··· Given entries ···

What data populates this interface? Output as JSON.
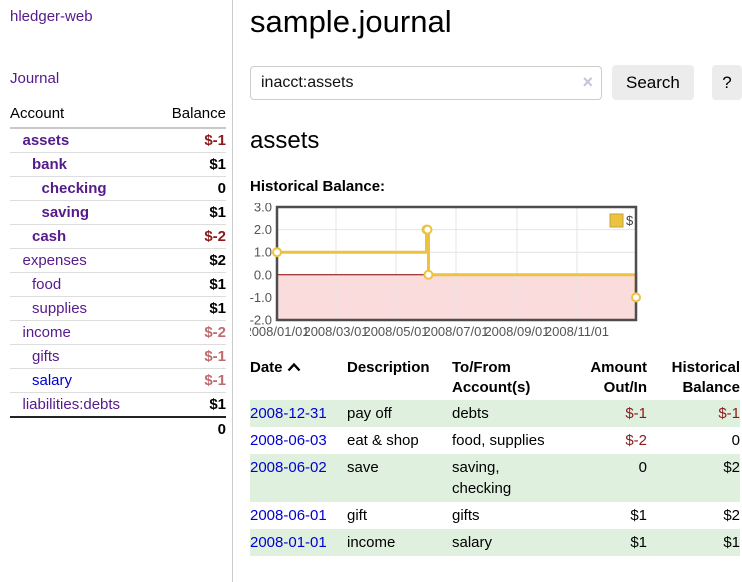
{
  "colors": {
    "accent_purple": "#551a8b",
    "link_blue": "#0000d0",
    "negative_strong": "#8b1a1a",
    "negative_soft": "#bf6b6e",
    "stripe_green": "#dff0df",
    "chart_line": "#edc240",
    "chart_marker_fill": "#ffffff",
    "chart_negative_fill": "#fbdcdc",
    "chart_zero_line": "#8b0000",
    "chart_grid": "#e4e4e4",
    "chart_border": "#4d4d4d",
    "chart_tick_text": "#545454",
    "chart_legend_border": "#c5a42e"
  },
  "sidebar": {
    "app_title": "hledger-web",
    "nav": [
      {
        "label": "Journal"
      }
    ],
    "accounts_table": {
      "headers": [
        "Account",
        "Balance"
      ],
      "rows": [
        {
          "account": "assets",
          "depth": 1,
          "bold": true,
          "balance": "$-1"
        },
        {
          "account": "bank",
          "depth": 2,
          "bold": true,
          "balance": "$1"
        },
        {
          "account": "checking",
          "depth": 3,
          "bold": true,
          "balance": "0"
        },
        {
          "account": "saving",
          "depth": 3,
          "bold": true,
          "balance": "$1"
        },
        {
          "account": "cash",
          "depth": 2,
          "bold": true,
          "balance": "$-2"
        },
        {
          "account": "expenses",
          "depth": 1,
          "bold": false,
          "balance": "$2"
        },
        {
          "account": "food",
          "depth": 2,
          "bold": false,
          "balance": "$1"
        },
        {
          "account": "supplies",
          "depth": 2,
          "bold": false,
          "balance": "$1"
        },
        {
          "account": "income",
          "depth": 1,
          "bold": false,
          "balance": "$-2",
          "soft": true
        },
        {
          "account": "gifts",
          "depth": 2,
          "bold": false,
          "balance": "$-1",
          "soft": true
        },
        {
          "account": "salary",
          "depth": 2,
          "bold": false,
          "balance": "$-1",
          "soft": true,
          "unvisited": true
        },
        {
          "account": "liabilities:debts",
          "depth": 1,
          "bold": false,
          "balance": "$1"
        }
      ],
      "total": "0"
    }
  },
  "header": {
    "title": "sample.journal"
  },
  "search": {
    "value": "inacct:assets",
    "clear_icon": "×",
    "button_label": "Search",
    "help_label": "?"
  },
  "main": {
    "account_heading": "assets",
    "chart_title": "Historical Balance:"
  },
  "chart_data": {
    "type": "line",
    "step": true,
    "title": "Historical Balance:",
    "legend": "$",
    "legend_position": "top-right",
    "grid": true,
    "xlim": [
      "2008-01-01",
      "2008-12-31"
    ],
    "ylim": [
      -2,
      3
    ],
    "series": [
      {
        "name": "$",
        "points": [
          [
            "2008-01-01",
            1
          ],
          [
            "2008-06-01",
            2
          ],
          [
            "2008-06-02",
            2
          ],
          [
            "2008-06-03",
            0
          ],
          [
            "2008-12-31",
            -1
          ]
        ]
      }
    ],
    "x_ticks": [
      {
        "date": "2008-01-01",
        "label": "2008/01/01"
      },
      {
        "date": "2008-03-01",
        "label": "2008/03/01"
      },
      {
        "date": "2008-05-01",
        "label": "2008/05/01"
      },
      {
        "date": "2008-07-01",
        "label": "2008/07/01"
      },
      {
        "date": "2008-09-01",
        "label": "2008/09/01"
      },
      {
        "date": "2008-11-01",
        "label": "2008/11/01"
      }
    ],
    "y_ticks": [
      {
        "value": 3,
        "label": "3.0"
      },
      {
        "value": 2,
        "label": "2.0"
      },
      {
        "value": 1,
        "label": "1.0"
      },
      {
        "value": 0,
        "label": "0.0"
      },
      {
        "value": -1,
        "label": "-1.0"
      },
      {
        "value": -2,
        "label": "-2.0"
      }
    ],
    "negative_region_shaded": true
  },
  "register": {
    "headers": {
      "date": "Date",
      "description": "Description",
      "accounts": [
        "To/From",
        "Account(s)"
      ],
      "amount": [
        "Amount",
        "Out/In"
      ],
      "balance": [
        "Historical",
        "Balance"
      ]
    },
    "rows": [
      {
        "date": "2008-12-31",
        "description": "pay off",
        "accounts": "debts",
        "amount": "$-1",
        "balance": "$-1"
      },
      {
        "date": "2008-06-03",
        "description": "eat & shop",
        "accounts": "food, supplies",
        "amount": "$-2",
        "balance": "0"
      },
      {
        "date": "2008-06-02",
        "description": "save",
        "accounts": "saving, checking",
        "amount": "0",
        "balance": "$2"
      },
      {
        "date": "2008-06-01",
        "description": "gift",
        "accounts": "gifts",
        "amount": "$1",
        "balance": "$2"
      },
      {
        "date": "2008-01-01",
        "description": "income",
        "accounts": "salary",
        "amount": "$1",
        "balance": "$1"
      }
    ]
  }
}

···

▶ _The request_
Locate the word "checking" in the records above, and return each line that has it.

▶ _Solution to this problem_
          "account": "checking",
        "accounts": "saving, checking",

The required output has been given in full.